-- START OF RECORDS SHOWN --
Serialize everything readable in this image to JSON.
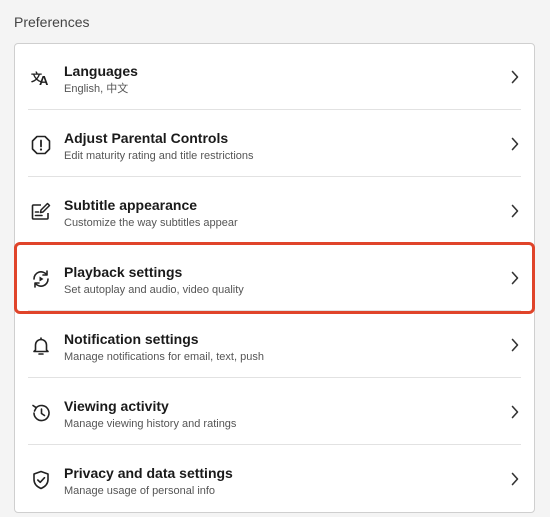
{
  "section": {
    "title": "Preferences"
  },
  "accent": {
    "highlight_color": "#e0442a"
  },
  "items": [
    {
      "title": "Languages",
      "subtitle": "English, 中文",
      "icon": "translate-icon"
    },
    {
      "title": "Adjust Parental Controls",
      "subtitle": "Edit maturity rating and title restrictions",
      "icon": "alert-octagon-icon"
    },
    {
      "title": "Subtitle appearance",
      "subtitle": "Customize the way subtitles appear",
      "icon": "subtitle-edit-icon"
    },
    {
      "title": "Playback settings",
      "subtitle": "Set autoplay and audio, video quality",
      "icon": "playback-cycle-icon",
      "highlighted": true
    },
    {
      "title": "Notification settings",
      "subtitle": "Manage notifications for email, text, push",
      "icon": "bell-icon"
    },
    {
      "title": "Viewing activity",
      "subtitle": "Manage viewing history and ratings",
      "icon": "history-icon"
    },
    {
      "title": "Privacy and data settings",
      "subtitle": "Manage usage of personal info",
      "icon": "shield-check-icon"
    }
  ]
}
-- END OF RECORDS SHOWN --
_EXERCISE DETAILS_. Pictures in the records above should not be copied. Repeat everything else exactly.

_TASK ANSWER_.
Serialize everything readable in this image to JSON.
{
  "section": {
    "title": "Preferences"
  },
  "accent": {
    "highlight_color": "#e0442a"
  },
  "items": [
    {
      "title": "Languages",
      "subtitle": "English, 中文",
      "icon": "translate-icon"
    },
    {
      "title": "Adjust Parental Controls",
      "subtitle": "Edit maturity rating and title restrictions",
      "icon": "alert-octagon-icon"
    },
    {
      "title": "Subtitle appearance",
      "subtitle": "Customize the way subtitles appear",
      "icon": "subtitle-edit-icon"
    },
    {
      "title": "Playback settings",
      "subtitle": "Set autoplay and audio, video quality",
      "icon": "playback-cycle-icon",
      "highlighted": true
    },
    {
      "title": "Notification settings",
      "subtitle": "Manage notifications for email, text, push",
      "icon": "bell-icon"
    },
    {
      "title": "Viewing activity",
      "subtitle": "Manage viewing history and ratings",
      "icon": "history-icon"
    },
    {
      "title": "Privacy and data settings",
      "subtitle": "Manage usage of personal info",
      "icon": "shield-check-icon"
    }
  ]
}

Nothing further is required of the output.